──────── Extracted records ────────
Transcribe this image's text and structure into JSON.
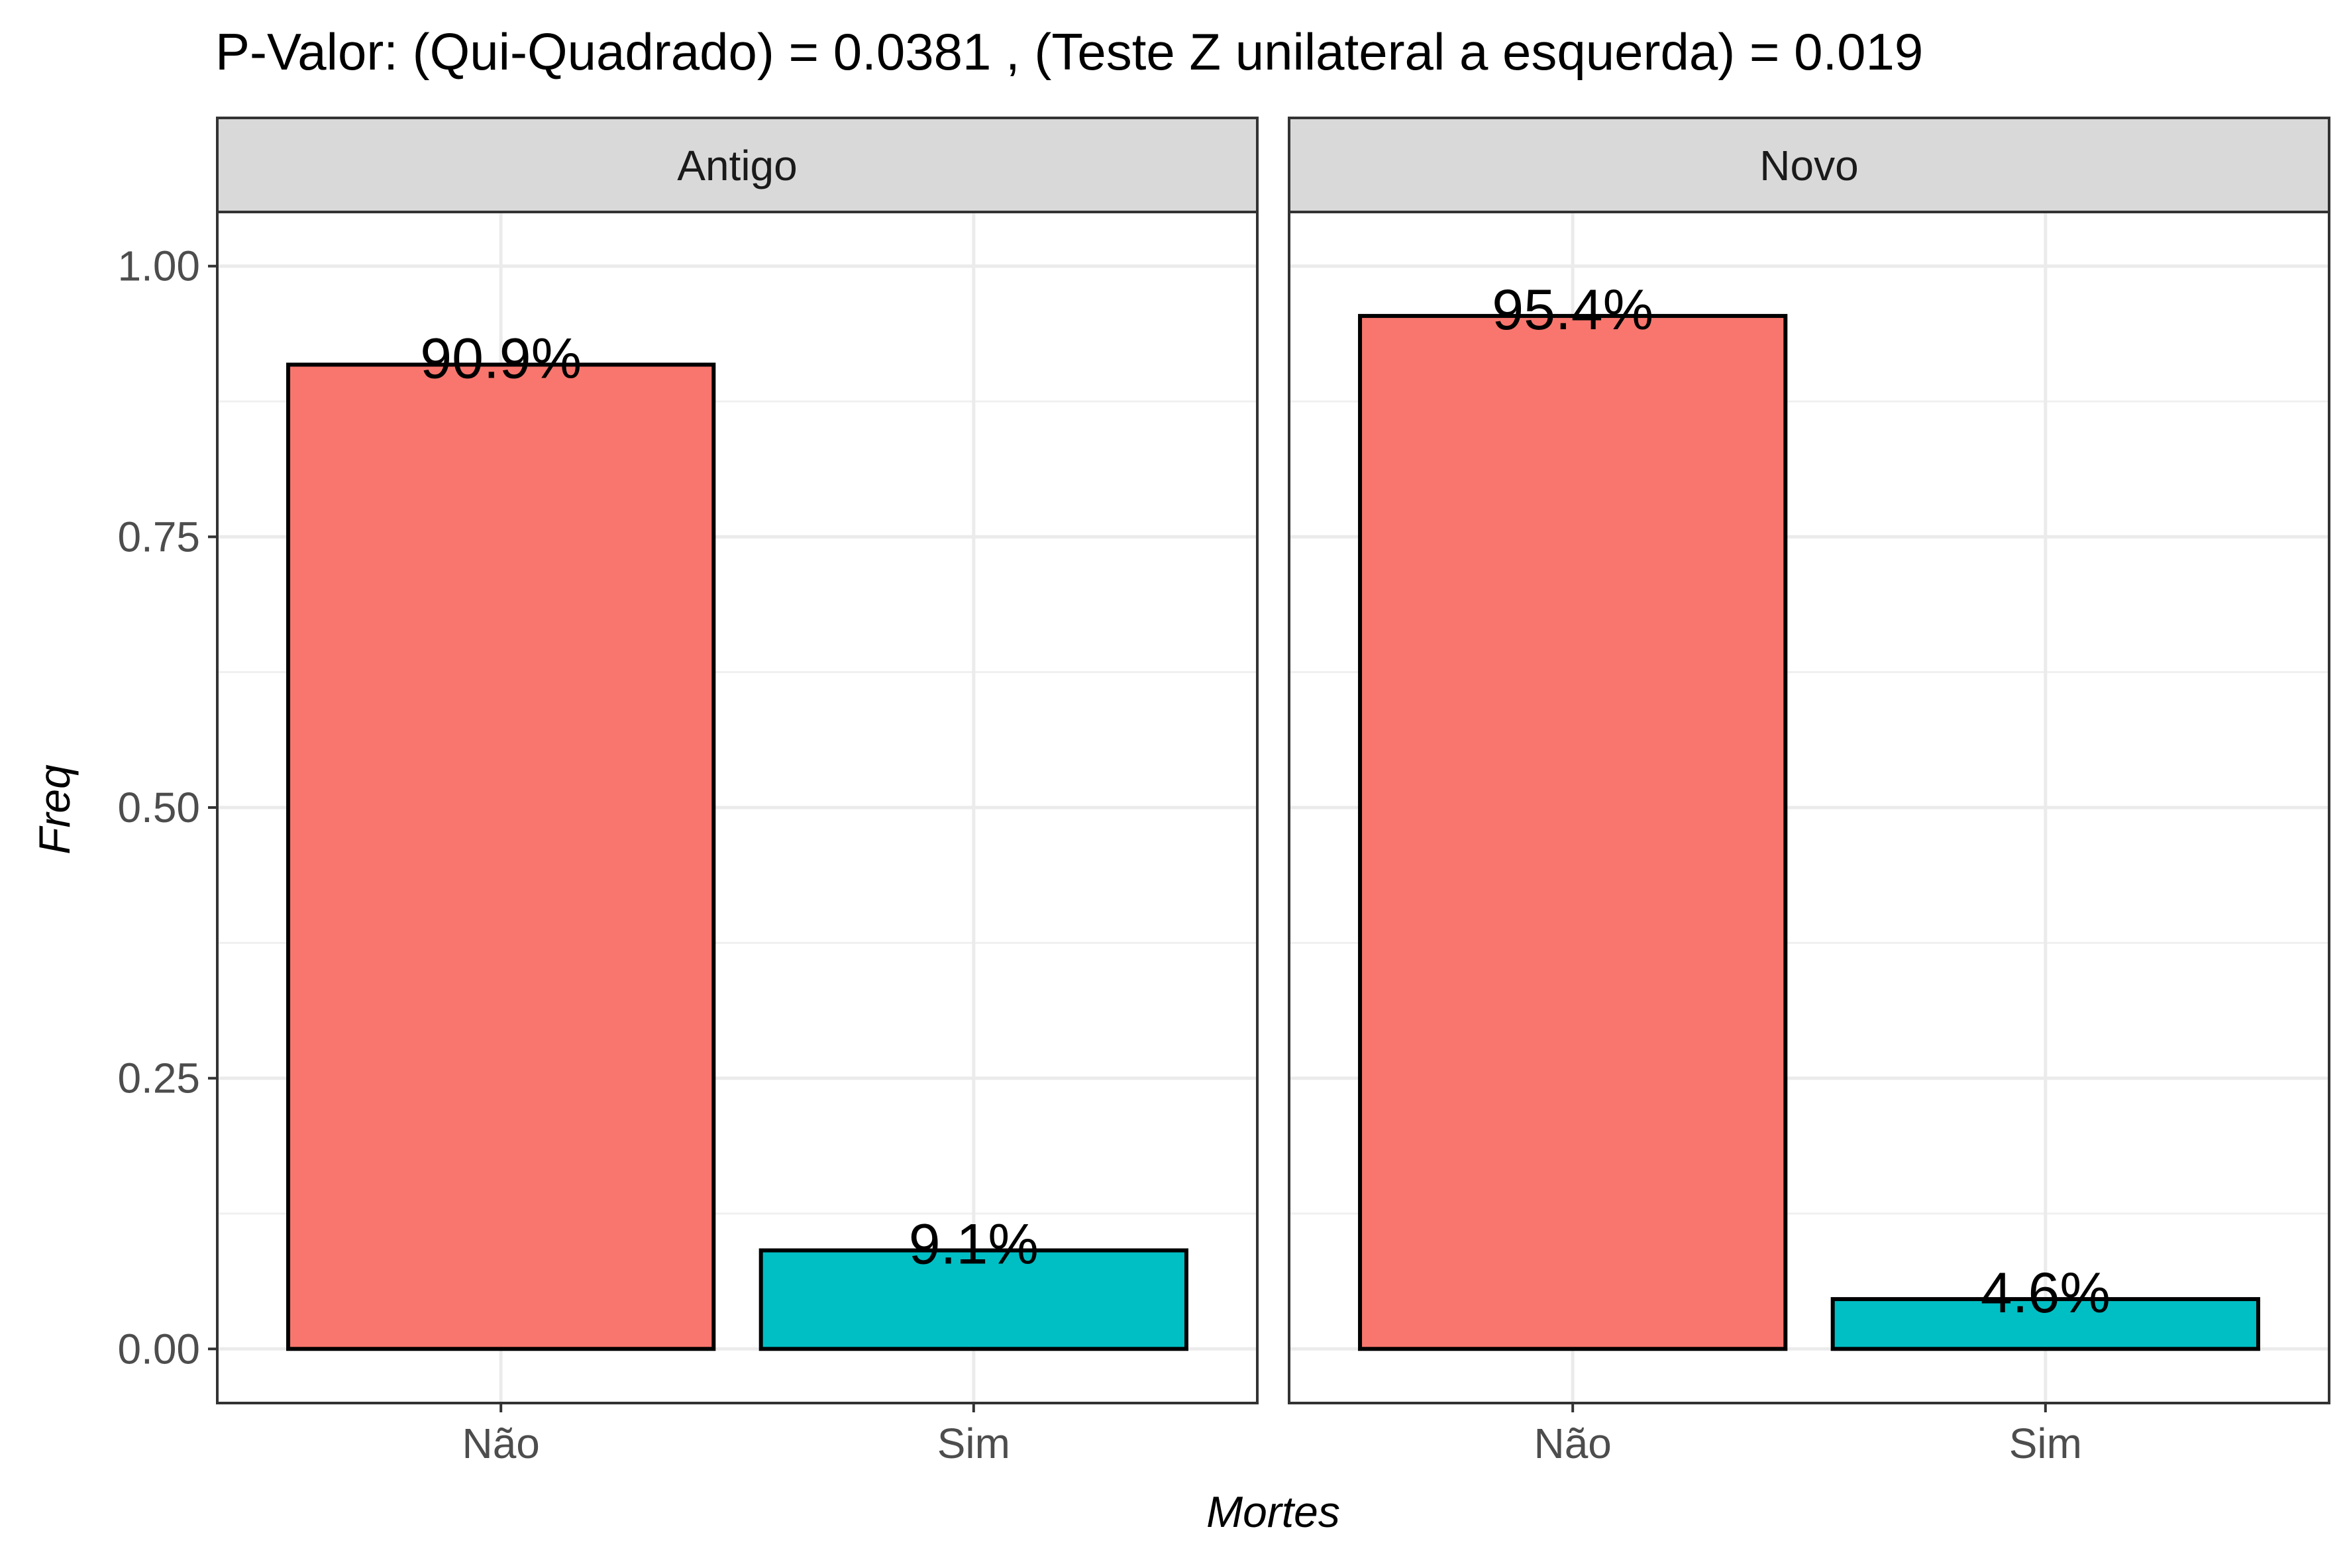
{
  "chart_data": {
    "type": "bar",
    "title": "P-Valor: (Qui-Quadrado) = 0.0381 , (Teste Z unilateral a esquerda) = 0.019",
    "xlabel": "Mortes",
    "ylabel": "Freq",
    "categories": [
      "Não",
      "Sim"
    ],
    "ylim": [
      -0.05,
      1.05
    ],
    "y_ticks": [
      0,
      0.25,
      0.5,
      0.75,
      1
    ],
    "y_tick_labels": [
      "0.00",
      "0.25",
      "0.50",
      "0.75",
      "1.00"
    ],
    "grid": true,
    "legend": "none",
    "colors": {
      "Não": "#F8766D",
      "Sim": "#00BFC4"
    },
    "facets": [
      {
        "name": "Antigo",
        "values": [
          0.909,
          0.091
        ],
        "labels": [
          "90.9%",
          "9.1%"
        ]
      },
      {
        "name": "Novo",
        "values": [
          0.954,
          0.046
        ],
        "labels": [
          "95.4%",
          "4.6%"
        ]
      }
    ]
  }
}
────────
**Required task**
Restate the records above in full, word for word. Keep pictures out.

**Result of this task**
Transcribe this image's text and structure into JSON.
{
  "chart_data": {
    "type": "bar",
    "title": "P-Valor: (Qui-Quadrado) = 0.0381 , (Teste Z unilateral a esquerda) = 0.019",
    "xlabel": "Mortes",
    "ylabel": "Freq",
    "categories": [
      "Não",
      "Sim"
    ],
    "ylim": [
      -0.05,
      1.05
    ],
    "y_ticks": [
      0,
      0.25,
      0.5,
      0.75,
      1
    ],
    "y_tick_labels": [
      "0.00",
      "0.25",
      "0.50",
      "0.75",
      "1.00"
    ],
    "grid": true,
    "legend": "none",
    "colors": {
      "Não": "#F8766D",
      "Sim": "#00BFC4"
    },
    "facets": [
      {
        "name": "Antigo",
        "values": [
          0.909,
          0.091
        ],
        "labels": [
          "90.9%",
          "9.1%"
        ]
      },
      {
        "name": "Novo",
        "values": [
          0.954,
          0.046
        ],
        "labels": [
          "95.4%",
          "4.6%"
        ]
      }
    ]
  }
}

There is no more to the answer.